**Work to complete**
Write out every single entry exactly.

Data entries for graphics

++++

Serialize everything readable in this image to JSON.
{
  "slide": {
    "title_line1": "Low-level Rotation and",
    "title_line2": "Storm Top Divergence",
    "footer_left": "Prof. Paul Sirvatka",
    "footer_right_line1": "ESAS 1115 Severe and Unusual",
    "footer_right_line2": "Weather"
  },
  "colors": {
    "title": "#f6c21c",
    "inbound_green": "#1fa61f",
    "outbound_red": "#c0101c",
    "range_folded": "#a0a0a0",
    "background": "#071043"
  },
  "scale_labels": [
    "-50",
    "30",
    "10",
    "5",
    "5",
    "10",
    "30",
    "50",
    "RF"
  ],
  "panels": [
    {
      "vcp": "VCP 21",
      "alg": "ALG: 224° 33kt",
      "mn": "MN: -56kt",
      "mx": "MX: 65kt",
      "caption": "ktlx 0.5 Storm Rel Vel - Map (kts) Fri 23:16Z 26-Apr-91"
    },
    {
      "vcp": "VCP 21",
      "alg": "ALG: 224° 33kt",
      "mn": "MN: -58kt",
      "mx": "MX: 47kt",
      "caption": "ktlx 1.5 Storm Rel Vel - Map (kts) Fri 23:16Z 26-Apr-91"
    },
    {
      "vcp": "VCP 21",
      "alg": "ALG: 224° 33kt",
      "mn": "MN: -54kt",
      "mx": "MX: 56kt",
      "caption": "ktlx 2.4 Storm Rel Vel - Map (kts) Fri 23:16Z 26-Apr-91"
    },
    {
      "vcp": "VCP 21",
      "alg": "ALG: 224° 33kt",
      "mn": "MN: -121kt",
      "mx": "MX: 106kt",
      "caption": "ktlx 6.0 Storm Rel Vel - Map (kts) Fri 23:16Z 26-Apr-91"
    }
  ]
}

++++

**Result for this task**
Serialize everything readable in this image to JSON.
{
  "slide": {
    "title_line1": "Low-level Rotation and",
    "title_line2": "Storm Top Divergence",
    "footer_left": "Prof. Paul Sirvatka",
    "footer_right_line1": "ESAS 1115 Severe and Unusual",
    "footer_right_line2": "Weather"
  },
  "colors": {
    "title": "#f6c21c",
    "inbound_green": "#1fa61f",
    "outbound_red": "#c0101c",
    "range_folded": "#a0a0a0",
    "background": "#071043"
  },
  "scale_labels": [
    "-50",
    "30",
    "10",
    "5",
    "5",
    "10",
    "30",
    "50",
    "RF"
  ],
  "panels": [
    {
      "vcp": "VCP 21",
      "alg": "ALG: 224° 33kt",
      "mn": "MN: -56kt",
      "mx": "MX: 65kt",
      "caption": "ktlx 0.5 Storm Rel Vel - Map (kts) Fri 23:16Z 26-Apr-91"
    },
    {
      "vcp": "VCP 21",
      "alg": "ALG: 224° 33kt",
      "mn": "MN: -58kt",
      "mx": "MX: 47kt",
      "caption": "ktlx 1.5 Storm Rel Vel - Map (kts) Fri 23:16Z 26-Apr-91"
    },
    {
      "vcp": "VCP 21",
      "alg": "ALG: 224° 33kt",
      "mn": "MN: -54kt",
      "mx": "MX: 56kt",
      "caption": "ktlx 2.4 Storm Rel Vel - Map (kts) Fri 23:16Z 26-Apr-91"
    },
    {
      "vcp": "VCP 21",
      "alg": "ALG: 224° 33kt",
      "mn": "MN: -121kt",
      "mx": "MX: 106kt",
      "caption": "ktlx 6.0 Storm Rel Vel - Map (kts) Fri 23:16Z 26-Apr-91"
    }
  ]
}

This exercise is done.